## Your goal:
Reproduce the entries word for word, and omit any picture you find in them.

## Stored data:
▶
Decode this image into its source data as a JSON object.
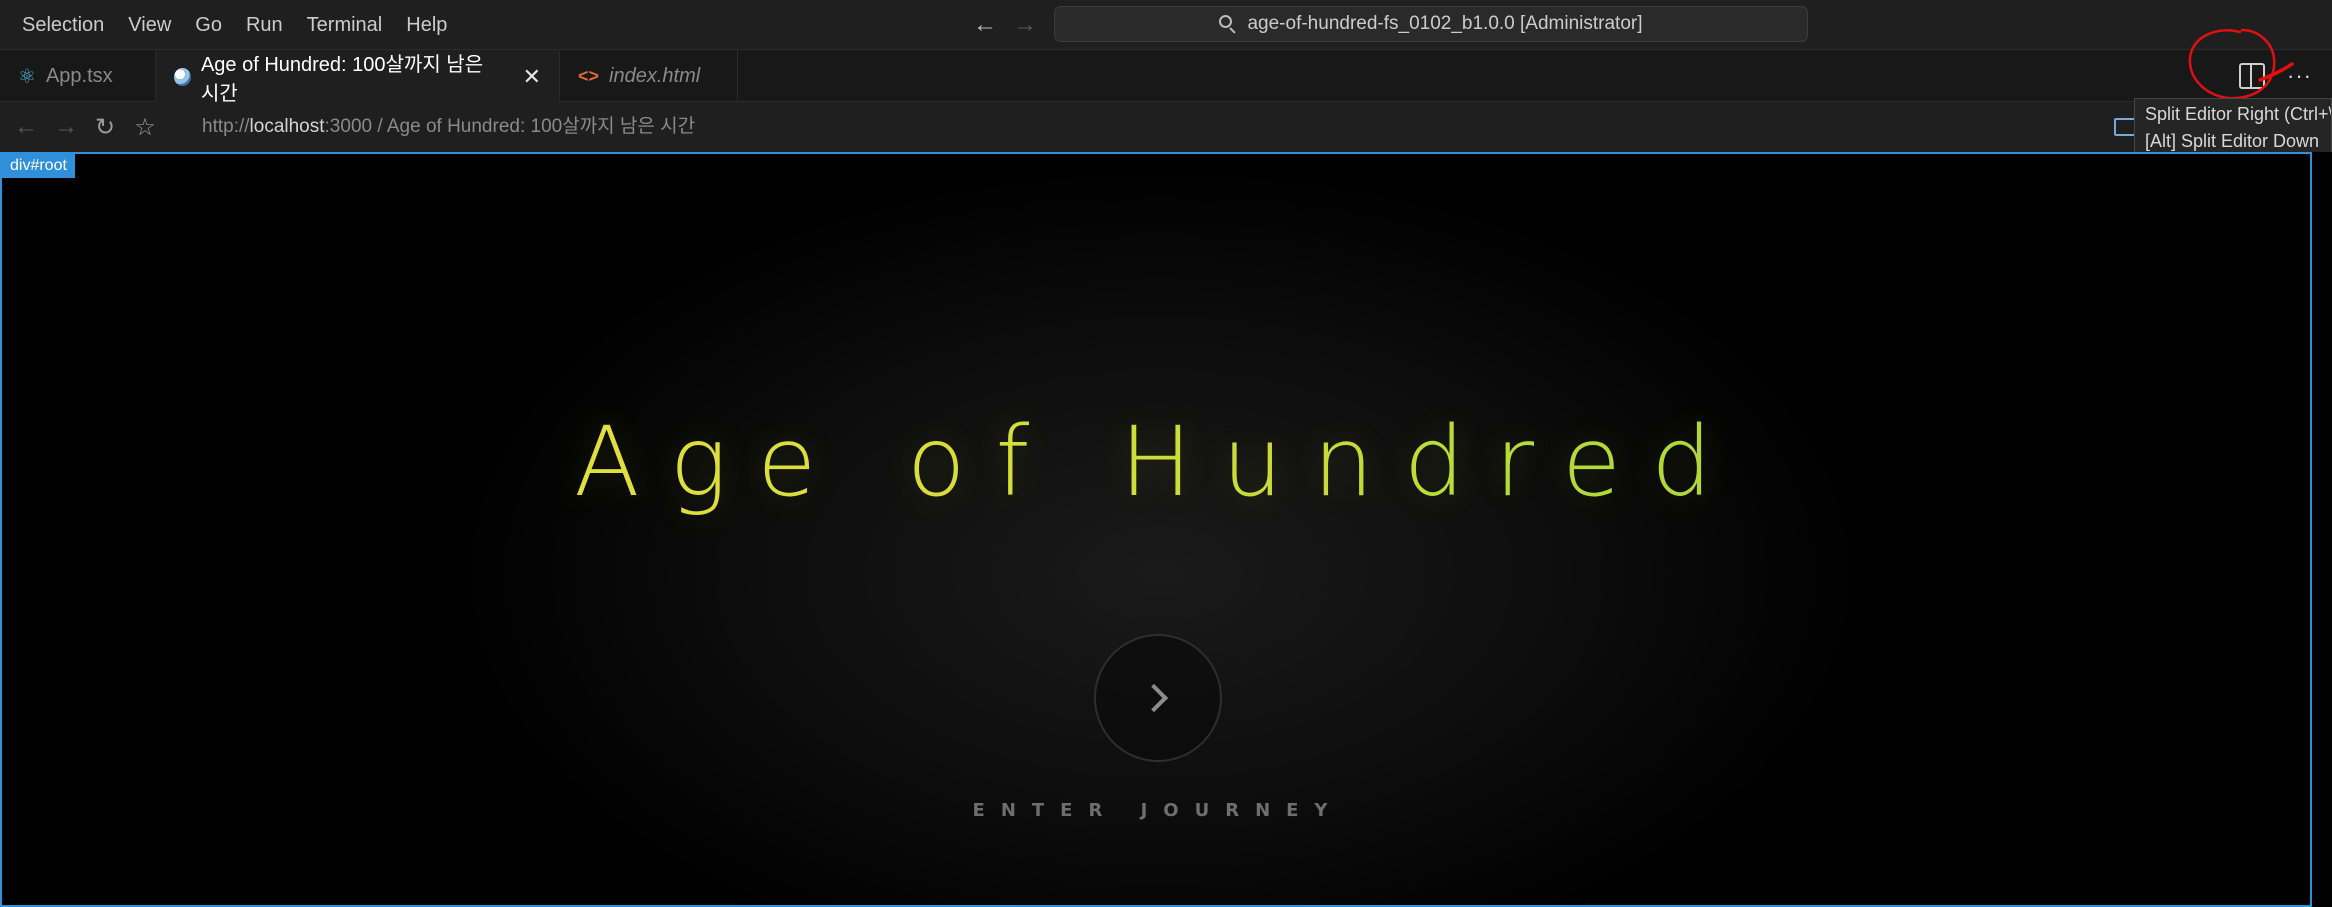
{
  "menu": [
    "Selection",
    "View",
    "Go",
    "Run",
    "Terminal",
    "Help"
  ],
  "command_center": {
    "text": "age-of-hundred-fs_0102_b1.0.0 [Administrator]"
  },
  "tabs": [
    {
      "label": "App.tsx",
      "icon": "react-icon"
    },
    {
      "label": "Age of Hundred: 100살까지 남은 시간",
      "icon": "globe-icon",
      "close": "✕"
    },
    {
      "label": "index.html",
      "icon": "html-icon"
    }
  ],
  "browser": {
    "url_prefix": "http://",
    "url_host": "localhost",
    "url_rest": ":3000 / Age of Hundred: 100살까지 남은 시간"
  },
  "tooltip": {
    "line1": "Split Editor Right (Ctrl+\\)",
    "line2": "[Alt] Split Editor Down"
  },
  "page": {
    "root_badge": "div#root",
    "title": "Age of Hundred",
    "enter_label": "ENTER JOURNEY"
  },
  "colors": {
    "accent": "#2f8fd8",
    "title_gradient_start": "#f3df46",
    "title_gradient_end": "#8ed135",
    "annotation": "#e01010"
  }
}
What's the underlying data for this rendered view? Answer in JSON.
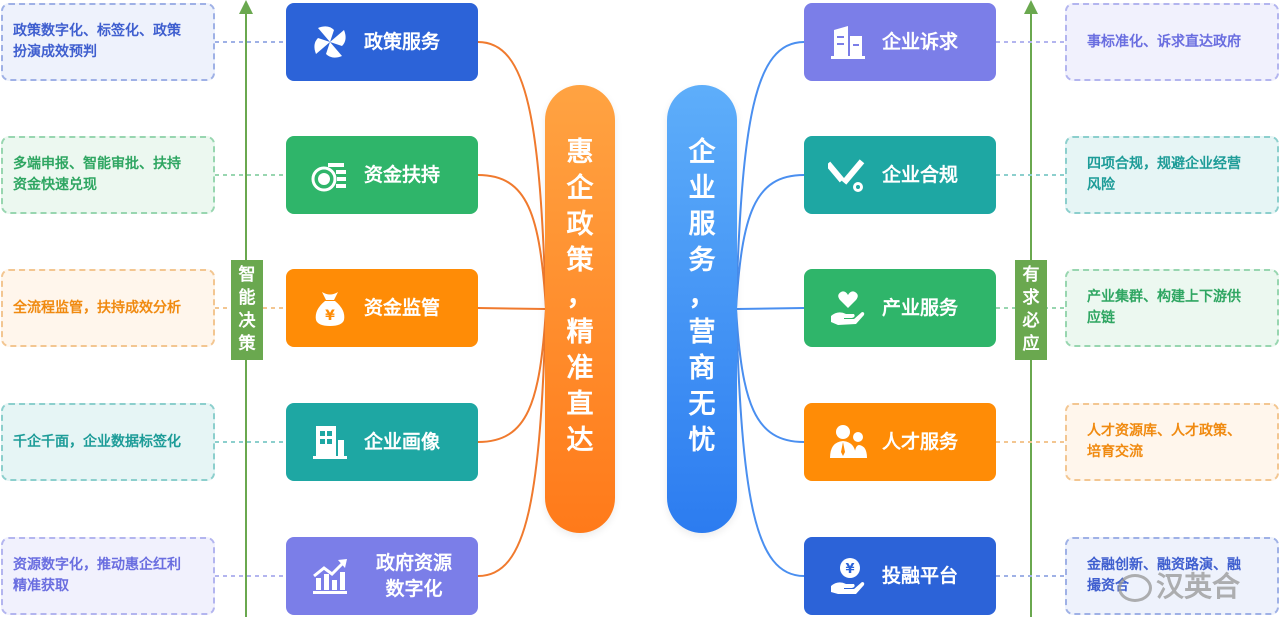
{
  "left": {
    "axis_tag": "智能决策",
    "center_title": [
      "惠",
      "企",
      "政",
      "策",
      "，",
      "精",
      "准",
      "直",
      "达"
    ],
    "nodes": [
      {
        "label": "政策服务",
        "icon": "pinwheel-icon",
        "color": "#2c63d8",
        "desc": [
          "政策数字化、标签化、政策",
          "扮演成效预判"
        ],
        "desc_color": "#3f5fcf",
        "desc_bg": "#eef2fc",
        "desc_border": "#9fb1e6"
      },
      {
        "label": "资金扶持",
        "icon": "coin-stack-icon",
        "color": "#2fb56a",
        "desc": [
          "多端申报、智能审批、扶持",
          "资金快速兑现"
        ],
        "desc_color": "#2fa662",
        "desc_bg": "#ecf8f0",
        "desc_border": "#98d6b0"
      },
      {
        "label": "资金监管",
        "icon": "money-bag-icon",
        "color": "#ff8c06",
        "desc": [
          "全流程监管，扶持成效分析"
        ],
        "desc_color": "#f08a10",
        "desc_bg": "#fff6ec",
        "desc_border": "#f3c691"
      },
      {
        "label": "企业画像",
        "icon": "building-icon",
        "color": "#1ea7a3",
        "desc": [
          "千企千面，企业数据标签化"
        ],
        "desc_color": "#1d9c98",
        "desc_bg": "#e6f5f5",
        "desc_border": "#8ccfcd"
      },
      {
        "label": "政府资源\n数字化",
        "label_lines": [
          "政府资源",
          "数字化"
        ],
        "icon": "growth-chart-icon",
        "color": "#7b7ee8",
        "desc": [
          "资源数字化，推动惠企红利",
          "精准获取"
        ],
        "desc_color": "#6a6ee0",
        "desc_bg": "#f1f1fd",
        "desc_border": "#b3b5ef"
      }
    ]
  },
  "right": {
    "axis_tag": "有求必应",
    "center_title": [
      "企",
      "业",
      "服",
      "务",
      "，",
      "营",
      "商",
      "无",
      "忧"
    ],
    "nodes": [
      {
        "label": "企业诉求",
        "icon": "office-buildings-icon",
        "color": "#7b7ee8",
        "desc": [
          "事标准化、诉求直达政府"
        ],
        "desc_color": "#6a6ee0",
        "desc_bg": "#f1f1fd",
        "desc_border": "#b3b5ef"
      },
      {
        "label": "企业合规",
        "icon": "pencil-ruler-gear-icon",
        "color": "#1ea7a3",
        "desc": [
          "四项合规，规避企业经营",
          "风险"
        ],
        "desc_color": "#1d9c98",
        "desc_bg": "#e6f5f5",
        "desc_border": "#8ccfcd"
      },
      {
        "label": "产业服务",
        "icon": "heart-hand-icon",
        "color": "#2fb56a",
        "desc": [
          "产业集群、构建上下游供",
          "应链"
        ],
        "desc_color": "#2fa662",
        "desc_bg": "#ecf8f0",
        "desc_border": "#98d6b0"
      },
      {
        "label": "人才服务",
        "icon": "people-icon",
        "color": "#ff8c06",
        "desc": [
          "人才资源库、人才政策、",
          "培育交流"
        ],
        "desc_color": "#f08a10",
        "desc_bg": "#fff6ec",
        "desc_border": "#f3c691"
      },
      {
        "label": "投融平台",
        "icon": "yuan-hand-icon",
        "color": "#2c63d8",
        "desc": [
          "金融创新、融资路演、融",
          "撮资合"
        ],
        "desc_color": "#3f5fcf",
        "desc_bg": "#eef2fc",
        "desc_border": "#9fb1e6"
      }
    ]
  },
  "watermark": "汉英合",
  "colors": {
    "left_pill_top": "#ffa040",
    "left_pill_bottom": "#ff7a1a",
    "right_pill_top": "#5aaaf8",
    "right_pill_bottom": "#2f7ef0",
    "left_connector": "#f07a2e",
    "right_connector": "#4a8ff0",
    "axis": "#6aa84f"
  }
}
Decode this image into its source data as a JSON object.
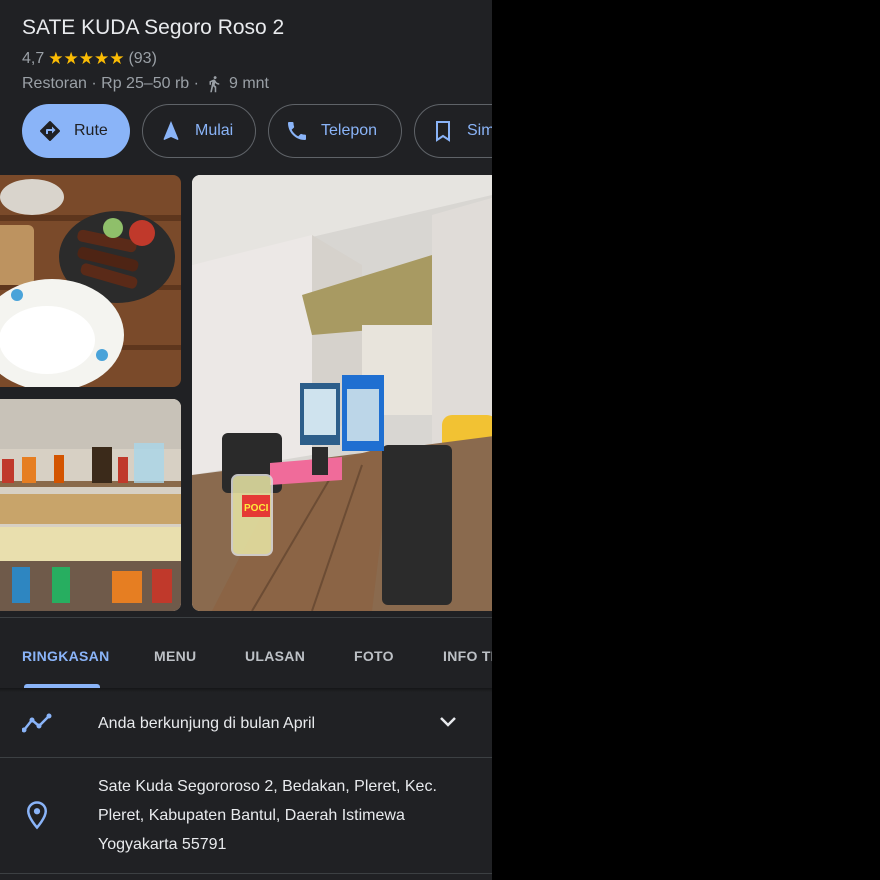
{
  "place": {
    "name": "SATE KUDA Segoro Roso 2",
    "rating": "4,7",
    "stars": "★★★★★",
    "review_count": "(93)",
    "meta": "Restoran · Rp 25–50 rb ·",
    "walk_time": "9 mnt"
  },
  "actions": [
    {
      "label": "Rute",
      "icon": "directions-icon"
    },
    {
      "label": "Mulai",
      "icon": "navigation-icon"
    },
    {
      "label": "Telepon",
      "icon": "phone-icon"
    },
    {
      "label": "Sim",
      "icon": "bookmark-icon"
    }
  ],
  "tabs": [
    "RINGKASAN",
    "MENU",
    "ULASAN",
    "FOTO",
    "INFO TI"
  ],
  "visit": {
    "text": "Anda berkunjung di bulan April"
  },
  "address": {
    "line1": "Sate Kuda Segororoso 2, Bedakan, Pleret, Kec.",
    "line2": "Pleret, Kabupaten Bantul, Daerah Istimewa",
    "line3": "Yogyakarta 55791"
  },
  "photo_text": {
    "cup_label": "POCI"
  },
  "colors": {
    "panel_bg": "#202124",
    "accent": "#8ab4f8",
    "star": "#fbbc04",
    "muted": "#9aa0a6"
  }
}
◀
## Answer for this exercise:
Decode this image into its source data as a JSON object.
{
  "menu": [
    "Selection",
    "View",
    "Go",
    "Run",
    "Terminal",
    "Help"
  ],
  "command_center": {
    "text": "age-of-hundred-fs_0102_b1.0.0 [Administrator]"
  },
  "tabs": [
    {
      "label": "App.tsx",
      "icon": "react-icon"
    },
    {
      "label": "Age of Hundred: 100살까지 남은 시간",
      "icon": "globe-icon",
      "close": "✕"
    },
    {
      "label": "index.html",
      "icon": "html-icon"
    }
  ],
  "browser": {
    "url_prefix": "http://",
    "url_host": "localhost",
    "url_rest": ":3000 / Age of Hundred: 100살까지 남은 시간"
  },
  "tooltip": {
    "line1": "Split Editor Right (Ctrl+\\)",
    "line2": "[Alt] Split Editor Down"
  },
  "page": {
    "root_badge": "div#root",
    "title": "Age of Hundred",
    "enter_label": "ENTER JOURNEY"
  },
  "colors": {
    "accent": "#2f8fd8",
    "title_gradient_start": "#f3df46",
    "title_gradient_end": "#8ed135",
    "annotation": "#e01010"
  }
}
What's the underlying data for this rendered view? Answer in JSON.
{
  "left": {
    "axis_tag": "智能决策",
    "center_title": [
      "惠",
      "企",
      "政",
      "策",
      "，",
      "精",
      "准",
      "直",
      "达"
    ],
    "nodes": [
      {
        "label": "政策服务",
        "icon": "pinwheel-icon",
        "color": "#2c63d8",
        "desc": [
          "政策数字化、标签化、政策",
          "扮演成效预判"
        ],
        "desc_color": "#3f5fcf",
        "desc_bg": "#eef2fc",
        "desc_border": "#9fb1e6"
      },
      {
        "label": "资金扶持",
        "icon": "coin-stack-icon",
        "color": "#2fb56a",
        "desc": [
          "多端申报、智能审批、扶持",
          "资金快速兑现"
        ],
        "desc_color": "#2fa662",
        "desc_bg": "#ecf8f0",
        "desc_border": "#98d6b0"
      },
      {
        "label": "资金监管",
        "icon": "money-bag-icon",
        "color": "#ff8c06",
        "desc": [
          "全流程监管，扶持成效分析"
        ],
        "desc_color": "#f08a10",
        "desc_bg": "#fff6ec",
        "desc_border": "#f3c691"
      },
      {
        "label": "企业画像",
        "icon": "building-icon",
        "color": "#1ea7a3",
        "desc": [
          "千企千面，企业数据标签化"
        ],
        "desc_color": "#1d9c98",
        "desc_bg": "#e6f5f5",
        "desc_border": "#8ccfcd"
      },
      {
        "label": "政府资源\n数字化",
        "label_lines": [
          "政府资源",
          "数字化"
        ],
        "icon": "growth-chart-icon",
        "color": "#7b7ee8",
        "desc": [
          "资源数字化，推动惠企红利",
          "精准获取"
        ],
        "desc_color": "#6a6ee0",
        "desc_bg": "#f1f1fd",
        "desc_border": "#b3b5ef"
      }
    ]
  },
  "right": {
    "axis_tag": "有求必应",
    "center_title": [
      "企",
      "业",
      "服",
      "务",
      "，",
      "营",
      "商",
      "无",
      "忧"
    ],
    "nodes": [
      {
        "label": "企业诉求",
        "icon": "office-buildings-icon",
        "color": "#7b7ee8",
        "desc": [
          "事标准化、诉求直达政府"
        ],
        "desc_color": "#6a6ee0",
        "desc_bg": "#f1f1fd",
        "desc_border": "#b3b5ef"
      },
      {
        "label": "企业合规",
        "icon": "pencil-ruler-gear-icon",
        "color": "#1ea7a3",
        "desc": [
          "四项合规，规避企业经营",
          "风险"
        ],
        "desc_color": "#1d9c98",
        "desc_bg": "#e6f5f5",
        "desc_border": "#8ccfcd"
      },
      {
        "label": "产业服务",
        "icon": "heart-hand-icon",
        "color": "#2fb56a",
        "desc": [
          "产业集群、构建上下游供",
          "应链"
        ],
        "desc_color": "#2fa662",
        "desc_bg": "#ecf8f0",
        "desc_border": "#98d6b0"
      },
      {
        "label": "人才服务",
        "icon": "people-icon",
        "color": "#ff8c06",
        "desc": [
          "人才资源库、人才政策、",
          "培育交流"
        ],
        "desc_color": "#f08a10",
        "desc_bg": "#fff6ec",
        "desc_border": "#f3c691"
      },
      {
        "label": "投融平台",
        "icon": "yuan-hand-icon",
        "color": "#2c63d8",
        "desc": [
          "金融创新、融资路演、融",
          "撮资合"
        ],
        "desc_color": "#3f5fcf",
        "desc_bg": "#eef2fc",
        "desc_border": "#9fb1e6"
      }
    ]
  },
  "watermark": "汉英合",
  "colors": {
    "left_pill_top": "#ffa040",
    "left_pill_bottom": "#ff7a1a",
    "right_pill_top": "#5aaaf8",
    "right_pill_bottom": "#2f7ef0",
    "left_connector": "#f07a2e",
    "right_connector": "#4a8ff0",
    "axis": "#6aa84f"
  }
}
Decode this image into its source data as a JSON object.
{
  "place": {
    "name": "SATE KUDA Segoro Roso 2",
    "rating": "4,7",
    "stars": "★★★★★",
    "review_count": "(93)",
    "meta": "Restoran · Rp 25–50 rb ·",
    "walk_time": "9 mnt"
  },
  "actions": [
    {
      "label": "Rute",
      "icon": "directions-icon"
    },
    {
      "label": "Mulai",
      "icon": "navigation-icon"
    },
    {
      "label": "Telepon",
      "icon": "phone-icon"
    },
    {
      "label": "Sim",
      "icon": "bookmark-icon"
    }
  ],
  "tabs": [
    "RINGKASAN",
    "MENU",
    "ULASAN",
    "FOTO",
    "INFO TI"
  ],
  "visit": {
    "text": "Anda berkunjung di bulan April"
  },
  "address": {
    "line1": "Sate Kuda Segororoso 2, Bedakan, Pleret, Kec.",
    "line2": "Pleret, Kabupaten Bantul, Daerah Istimewa",
    "line3": "Yogyakarta 55791"
  },
  "photo_text": {
    "cup_label": "POCI"
  },
  "colors": {
    "panel_bg": "#202124",
    "accent": "#8ab4f8",
    "star": "#fbbc04",
    "muted": "#9aa0a6"
  }
}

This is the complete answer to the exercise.